── Input records ──
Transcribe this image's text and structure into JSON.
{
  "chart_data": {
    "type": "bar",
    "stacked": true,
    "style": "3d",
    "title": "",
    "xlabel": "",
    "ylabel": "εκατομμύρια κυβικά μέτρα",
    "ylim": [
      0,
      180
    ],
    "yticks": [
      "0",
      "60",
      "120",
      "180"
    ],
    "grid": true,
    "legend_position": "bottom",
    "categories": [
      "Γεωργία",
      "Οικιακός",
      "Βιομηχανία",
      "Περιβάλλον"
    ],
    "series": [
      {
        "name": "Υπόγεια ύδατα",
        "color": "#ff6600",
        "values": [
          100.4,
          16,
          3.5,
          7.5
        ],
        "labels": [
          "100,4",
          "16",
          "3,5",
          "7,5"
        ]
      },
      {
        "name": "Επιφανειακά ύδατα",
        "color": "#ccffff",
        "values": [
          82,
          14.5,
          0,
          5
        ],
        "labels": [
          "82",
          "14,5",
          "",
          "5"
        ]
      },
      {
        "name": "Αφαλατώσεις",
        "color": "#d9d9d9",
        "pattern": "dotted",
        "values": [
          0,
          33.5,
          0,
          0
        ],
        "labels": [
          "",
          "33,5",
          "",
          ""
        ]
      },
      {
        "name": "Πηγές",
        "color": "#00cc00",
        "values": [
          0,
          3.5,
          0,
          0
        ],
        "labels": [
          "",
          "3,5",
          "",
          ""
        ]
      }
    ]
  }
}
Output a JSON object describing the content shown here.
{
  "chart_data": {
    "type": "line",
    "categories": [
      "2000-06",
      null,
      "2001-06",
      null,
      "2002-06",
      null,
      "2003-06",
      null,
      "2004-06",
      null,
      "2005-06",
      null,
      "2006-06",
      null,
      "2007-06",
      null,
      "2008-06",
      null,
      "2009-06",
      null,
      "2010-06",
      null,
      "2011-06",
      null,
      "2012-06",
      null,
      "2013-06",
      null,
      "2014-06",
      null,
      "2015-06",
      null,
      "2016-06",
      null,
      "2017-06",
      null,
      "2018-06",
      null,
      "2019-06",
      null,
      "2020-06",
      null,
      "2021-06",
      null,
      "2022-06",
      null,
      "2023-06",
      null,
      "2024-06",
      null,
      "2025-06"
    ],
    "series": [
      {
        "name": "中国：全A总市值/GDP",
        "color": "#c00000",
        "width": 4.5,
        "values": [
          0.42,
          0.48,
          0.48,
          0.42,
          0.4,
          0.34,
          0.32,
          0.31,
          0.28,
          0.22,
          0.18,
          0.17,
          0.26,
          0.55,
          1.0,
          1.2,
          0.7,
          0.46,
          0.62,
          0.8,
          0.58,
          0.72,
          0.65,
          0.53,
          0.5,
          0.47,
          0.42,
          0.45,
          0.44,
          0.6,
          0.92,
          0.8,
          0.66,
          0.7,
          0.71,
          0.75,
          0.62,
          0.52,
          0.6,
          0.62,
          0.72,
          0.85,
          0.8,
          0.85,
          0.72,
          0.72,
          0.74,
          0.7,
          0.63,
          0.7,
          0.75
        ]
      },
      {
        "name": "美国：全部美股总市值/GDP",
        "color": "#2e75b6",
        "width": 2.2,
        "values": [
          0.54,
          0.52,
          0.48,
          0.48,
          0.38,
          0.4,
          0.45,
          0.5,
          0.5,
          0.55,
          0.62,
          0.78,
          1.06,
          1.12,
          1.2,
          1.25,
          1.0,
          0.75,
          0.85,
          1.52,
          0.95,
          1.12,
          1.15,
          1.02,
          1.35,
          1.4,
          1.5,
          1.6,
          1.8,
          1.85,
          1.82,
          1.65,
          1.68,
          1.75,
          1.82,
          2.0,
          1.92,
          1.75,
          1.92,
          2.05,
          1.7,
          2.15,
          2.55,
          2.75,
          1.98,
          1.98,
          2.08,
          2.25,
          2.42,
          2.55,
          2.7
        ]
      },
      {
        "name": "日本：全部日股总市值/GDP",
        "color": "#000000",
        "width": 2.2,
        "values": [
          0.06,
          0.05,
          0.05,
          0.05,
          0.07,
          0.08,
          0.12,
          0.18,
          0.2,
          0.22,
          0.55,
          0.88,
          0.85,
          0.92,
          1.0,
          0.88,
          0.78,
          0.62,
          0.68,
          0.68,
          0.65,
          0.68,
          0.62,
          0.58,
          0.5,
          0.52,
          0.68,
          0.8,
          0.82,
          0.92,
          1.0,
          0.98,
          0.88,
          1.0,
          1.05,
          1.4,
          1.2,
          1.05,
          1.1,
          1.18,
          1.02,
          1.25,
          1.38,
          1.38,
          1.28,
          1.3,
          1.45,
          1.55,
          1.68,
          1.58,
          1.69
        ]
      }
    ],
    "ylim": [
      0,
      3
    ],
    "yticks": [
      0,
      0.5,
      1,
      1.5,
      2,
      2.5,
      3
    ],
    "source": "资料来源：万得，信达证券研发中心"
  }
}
───
◆ Exercise goal ◆
Give back all the data exactly as written.

◆ Written response ◆
Transcribe this image's text and structure into JSON.
{
  "chart_data": {
    "type": "bar",
    "stacked": true,
    "style": "3d",
    "title": "",
    "xlabel": "",
    "ylabel": "εκατομμύρια κυβικά μέτρα",
    "ylim": [
      0,
      180
    ],
    "yticks": [
      "0",
      "60",
      "120",
      "180"
    ],
    "grid": true,
    "legend_position": "bottom",
    "categories": [
      "Γεωργία",
      "Οικιακός",
      "Βιομηχανία",
      "Περιβάλλον"
    ],
    "series": [
      {
        "name": "Υπόγεια ύδατα",
        "color": "#ff6600",
        "values": [
          100.4,
          16,
          3.5,
          7.5
        ],
        "labels": [
          "100,4",
          "16",
          "3,5",
          "7,5"
        ]
      },
      {
        "name": "Επιφανειακά ύδατα",
        "color": "#ccffff",
        "values": [
          82,
          14.5,
          0,
          5
        ],
        "labels": [
          "82",
          "14,5",
          "",
          "5"
        ]
      },
      {
        "name": "Αφαλατώσεις",
        "color": "#d9d9d9",
        "pattern": "dotted",
        "values": [
          0,
          33.5,
          0,
          0
        ],
        "labels": [
          "",
          "33,5",
          "",
          ""
        ]
      },
      {
        "name": "Πηγές",
        "color": "#00cc00",
        "values": [
          0,
          3.5,
          0,
          0
        ],
        "labels": [
          "",
          "3,5",
          "",
          ""
        ]
      }
    ]
  }
}
Output a JSON object describing the content shown here.
{
  "chart_data": {
    "type": "line",
    "categories": [
      "2000-06",
      null,
      "2001-06",
      null,
      "2002-06",
      null,
      "2003-06",
      null,
      "2004-06",
      null,
      "2005-06",
      null,
      "2006-06",
      null,
      "2007-06",
      null,
      "2008-06",
      null,
      "2009-06",
      null,
      "2010-06",
      null,
      "2011-06",
      null,
      "2012-06",
      null,
      "2013-06",
      null,
      "2014-06",
      null,
      "2015-06",
      null,
      "2016-06",
      null,
      "2017-06",
      null,
      "2018-06",
      null,
      "2019-06",
      null,
      "2020-06",
      null,
      "2021-06",
      null,
      "2022-06",
      null,
      "2023-06",
      null,
      "2024-06",
      null,
      "2025-06"
    ],
    "series": [
      {
        "name": "中国：全A总市值/GDP",
        "color": "#c00000",
        "width": 4.5,
        "values": [
          0.42,
          0.48,
          0.48,
          0.42,
          0.4,
          0.34,
          0.32,
          0.31,
          0.28,
          0.22,
          0.18,
          0.17,
          0.26,
          0.55,
          1.0,
          1.2,
          0.7,
          0.46,
          0.62,
          0.8,
          0.58,
          0.72,
          0.65,
          0.53,
          0.5,
          0.47,
          0.42,
          0.45,
          0.44,
          0.6,
          0.92,
          0.8,
          0.66,
          0.7,
          0.71,
          0.75,
          0.62,
          0.52,
          0.6,
          0.62,
          0.72,
          0.85,
          0.8,
          0.85,
          0.72,
          0.72,
          0.74,
          0.7,
          0.63,
          0.7,
          0.75
        ]
      },
      {
        "name": "美国：全部美股总市值/GDP",
        "color": "#2e75b6",
        "width": 2.2,
        "values": [
          0.54,
          0.52,
          0.48,
          0.48,
          0.38,
          0.4,
          0.45,
          0.5,
          0.5,
          0.55,
          0.62,
          0.78,
          1.06,
          1.12,
          1.2,
          1.25,
          1.0,
          0.75,
          0.85,
          1.52,
          0.95,
          1.12,
          1.15,
          1.02,
          1.35,
          1.4,
          1.5,
          1.6,
          1.8,
          1.85,
          1.82,
          1.65,
          1.68,
          1.75,
          1.82,
          2.0,
          1.92,
          1.75,
          1.92,
          2.05,
          1.7,
          2.15,
          2.55,
          2.75,
          1.98,
          1.98,
          2.08,
          2.25,
          2.42,
          2.55,
          2.7
        ]
      },
      {
        "name": "日本：全部日股总市值/GDP",
        "color": "#000000",
        "width": 2.2,
        "values": [
          0.06,
          0.05,
          0.05,
          0.05,
          0.07,
          0.08,
          0.12,
          0.18,
          0.2,
          0.22,
          0.55,
          0.88,
          0.85,
          0.92,
          1.0,
          0.88,
          0.78,
          0.62,
          0.68,
          0.68,
          0.65,
          0.68,
          0.62,
          0.58,
          0.5,
          0.52,
          0.68,
          0.8,
          0.82,
          0.92,
          1.0,
          0.98,
          0.88,
          1.0,
          1.05,
          1.4,
          1.2,
          1.05,
          1.1,
          1.18,
          1.02,
          1.25,
          1.38,
          1.38,
          1.28,
          1.3,
          1.45,
          1.55,
          1.68,
          1.58,
          1.69
        ]
      }
    ],
    "ylim": [
      0,
      3
    ],
    "yticks": [
      0,
      0.5,
      1,
      1.5,
      2,
      2.5,
      3
    ],
    "source": "资料来源：万得，信达证券研发中心"
  }
}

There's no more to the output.